Data extracted from a collection:

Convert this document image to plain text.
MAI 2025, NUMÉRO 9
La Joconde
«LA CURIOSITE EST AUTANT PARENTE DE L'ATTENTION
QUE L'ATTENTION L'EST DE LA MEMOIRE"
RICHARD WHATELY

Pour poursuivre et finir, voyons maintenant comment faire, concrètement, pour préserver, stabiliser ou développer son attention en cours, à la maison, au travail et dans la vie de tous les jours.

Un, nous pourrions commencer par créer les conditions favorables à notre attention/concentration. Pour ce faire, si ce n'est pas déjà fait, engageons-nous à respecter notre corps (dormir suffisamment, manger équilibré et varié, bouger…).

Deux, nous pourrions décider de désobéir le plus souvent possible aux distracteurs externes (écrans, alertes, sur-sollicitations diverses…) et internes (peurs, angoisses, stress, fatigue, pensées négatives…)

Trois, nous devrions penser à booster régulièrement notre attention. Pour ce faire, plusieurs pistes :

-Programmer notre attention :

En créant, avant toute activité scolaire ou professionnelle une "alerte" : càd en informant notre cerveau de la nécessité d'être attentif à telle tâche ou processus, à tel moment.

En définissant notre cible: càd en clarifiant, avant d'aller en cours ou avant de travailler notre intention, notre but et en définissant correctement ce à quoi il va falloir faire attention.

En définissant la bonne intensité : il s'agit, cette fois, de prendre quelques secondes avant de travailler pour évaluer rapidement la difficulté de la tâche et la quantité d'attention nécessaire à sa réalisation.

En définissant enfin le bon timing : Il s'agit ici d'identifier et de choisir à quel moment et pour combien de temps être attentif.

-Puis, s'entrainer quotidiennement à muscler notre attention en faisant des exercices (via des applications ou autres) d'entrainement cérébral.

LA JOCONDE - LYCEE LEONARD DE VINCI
* * *
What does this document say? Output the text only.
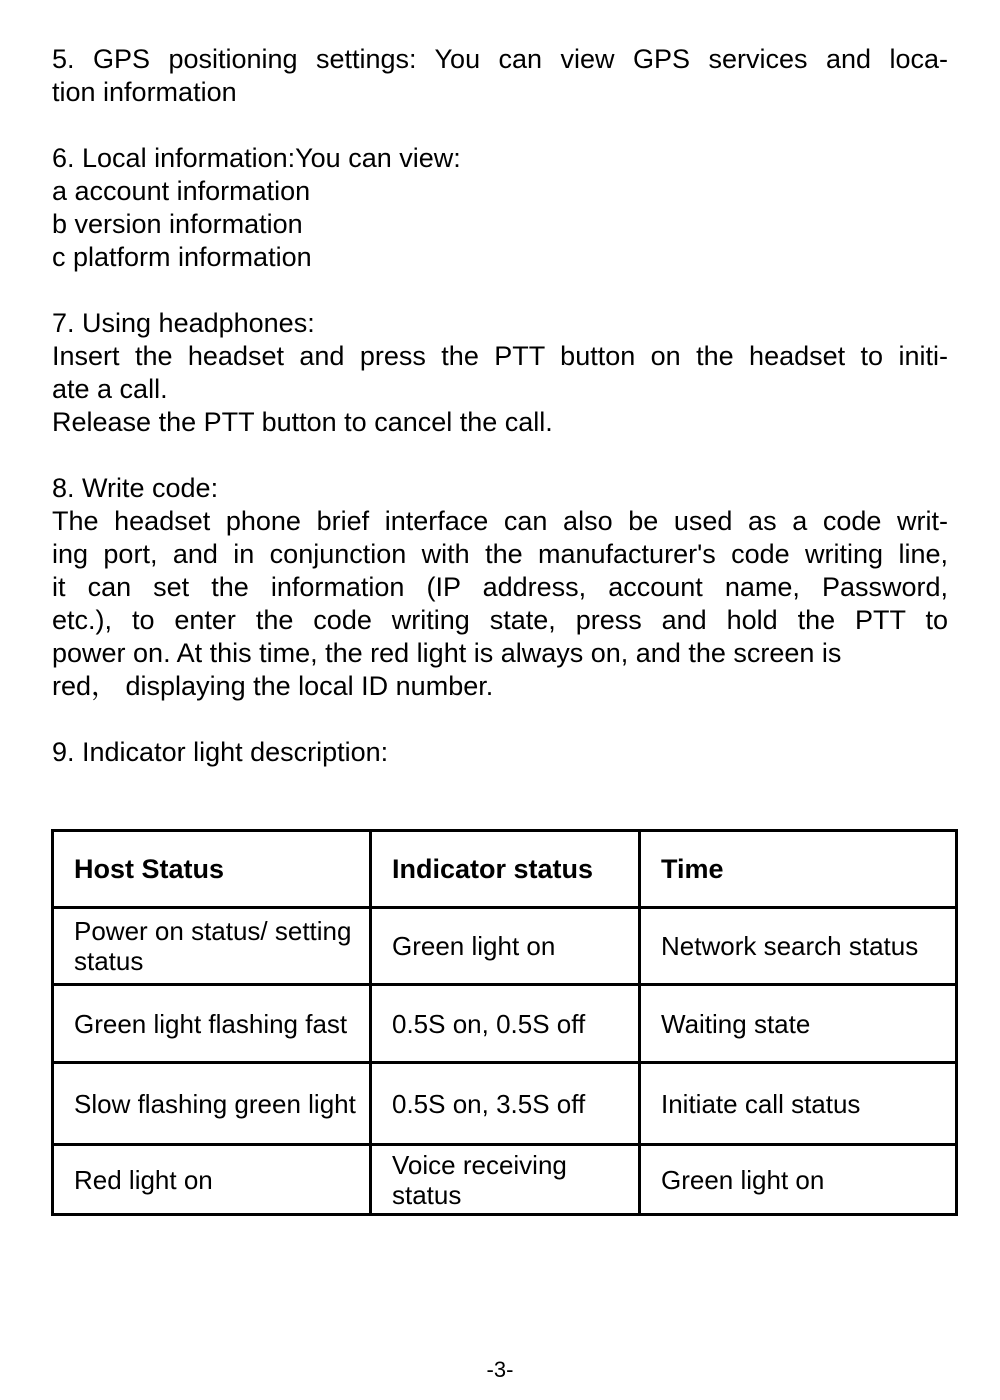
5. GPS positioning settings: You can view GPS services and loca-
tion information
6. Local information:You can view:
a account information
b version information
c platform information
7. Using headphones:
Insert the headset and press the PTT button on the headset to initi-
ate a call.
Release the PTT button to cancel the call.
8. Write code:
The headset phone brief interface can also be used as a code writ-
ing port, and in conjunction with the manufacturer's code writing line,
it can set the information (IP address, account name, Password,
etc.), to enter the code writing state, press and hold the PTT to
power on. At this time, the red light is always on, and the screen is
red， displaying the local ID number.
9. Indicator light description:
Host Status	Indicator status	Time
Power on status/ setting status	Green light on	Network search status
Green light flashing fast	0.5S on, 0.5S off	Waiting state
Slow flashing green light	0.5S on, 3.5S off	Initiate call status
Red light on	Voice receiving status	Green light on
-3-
==
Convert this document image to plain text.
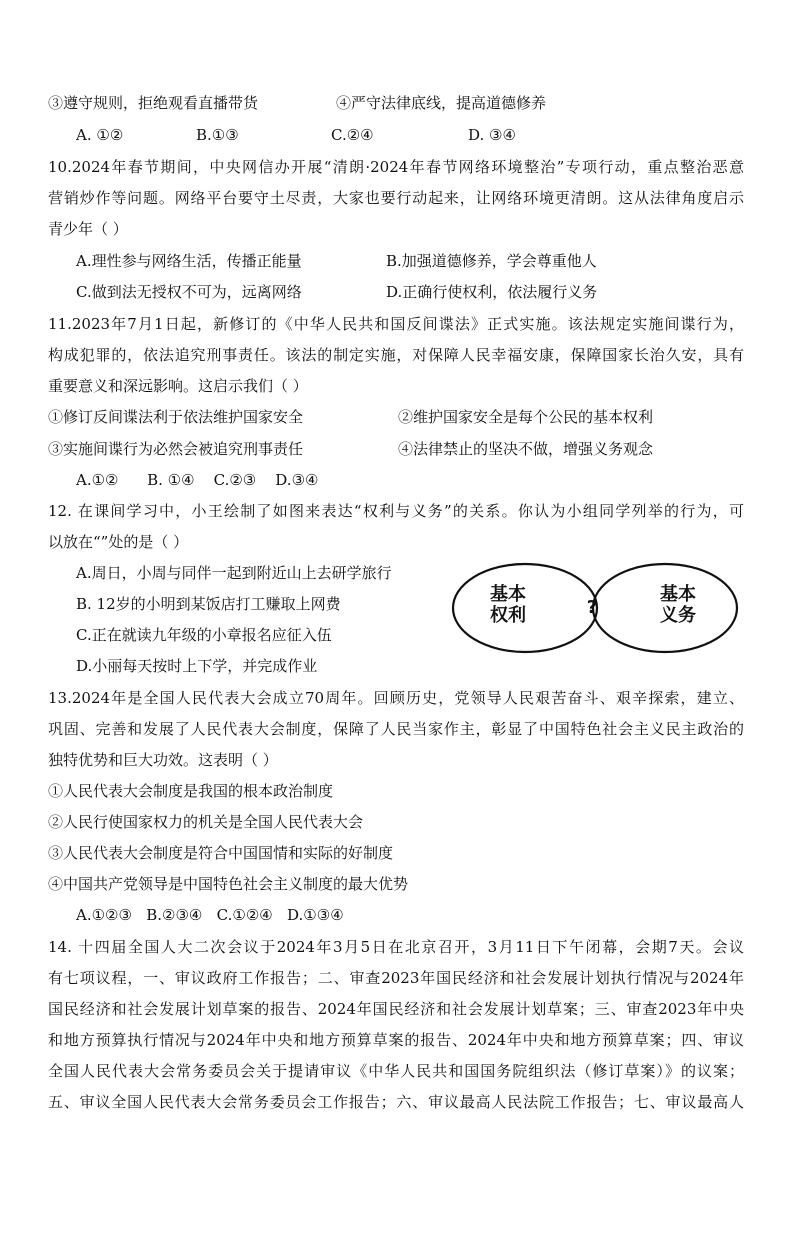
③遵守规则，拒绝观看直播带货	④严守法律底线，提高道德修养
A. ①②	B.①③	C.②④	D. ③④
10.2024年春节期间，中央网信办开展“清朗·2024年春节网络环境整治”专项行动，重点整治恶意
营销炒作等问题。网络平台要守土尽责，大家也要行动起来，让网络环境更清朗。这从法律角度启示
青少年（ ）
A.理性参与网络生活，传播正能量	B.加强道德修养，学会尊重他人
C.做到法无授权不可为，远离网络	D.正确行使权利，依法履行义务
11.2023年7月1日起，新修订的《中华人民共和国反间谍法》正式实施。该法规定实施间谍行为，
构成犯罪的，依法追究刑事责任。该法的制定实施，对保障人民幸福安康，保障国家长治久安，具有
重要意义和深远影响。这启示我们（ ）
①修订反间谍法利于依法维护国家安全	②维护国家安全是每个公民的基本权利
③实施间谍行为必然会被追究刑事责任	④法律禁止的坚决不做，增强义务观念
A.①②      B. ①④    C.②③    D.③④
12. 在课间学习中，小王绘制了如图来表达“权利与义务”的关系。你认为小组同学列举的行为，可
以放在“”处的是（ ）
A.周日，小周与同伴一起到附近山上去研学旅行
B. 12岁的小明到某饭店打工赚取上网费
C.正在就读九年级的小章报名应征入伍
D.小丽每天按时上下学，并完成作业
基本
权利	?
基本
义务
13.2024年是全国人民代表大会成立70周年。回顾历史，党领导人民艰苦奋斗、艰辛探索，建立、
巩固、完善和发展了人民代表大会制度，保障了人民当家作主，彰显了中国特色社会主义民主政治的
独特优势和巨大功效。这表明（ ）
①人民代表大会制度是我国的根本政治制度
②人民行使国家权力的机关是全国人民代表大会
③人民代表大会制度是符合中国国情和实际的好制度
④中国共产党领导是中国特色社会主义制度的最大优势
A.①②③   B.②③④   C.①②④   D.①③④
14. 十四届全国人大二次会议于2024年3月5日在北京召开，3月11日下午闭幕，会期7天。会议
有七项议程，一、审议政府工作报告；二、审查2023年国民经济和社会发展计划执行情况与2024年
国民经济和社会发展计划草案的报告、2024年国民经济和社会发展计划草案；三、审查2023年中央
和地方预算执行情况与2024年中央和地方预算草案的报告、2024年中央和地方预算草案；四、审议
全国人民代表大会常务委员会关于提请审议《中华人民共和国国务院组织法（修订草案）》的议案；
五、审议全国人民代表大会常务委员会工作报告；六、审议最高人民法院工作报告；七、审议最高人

SHORT PROBLEM: Find the lines above holding the word "être" and show them.

THE SOLUTION:
En créant, avant toute activité scolaire ou professionnelle une "alerte" : càd en informant notre cerveau de la nécessité d'être attentif à telle tâche ou processus, à tel moment.
En définissant enfin le bon timing : Il s'agit ici d'identifier et de choisir à quel moment et pour combien de temps être attentif.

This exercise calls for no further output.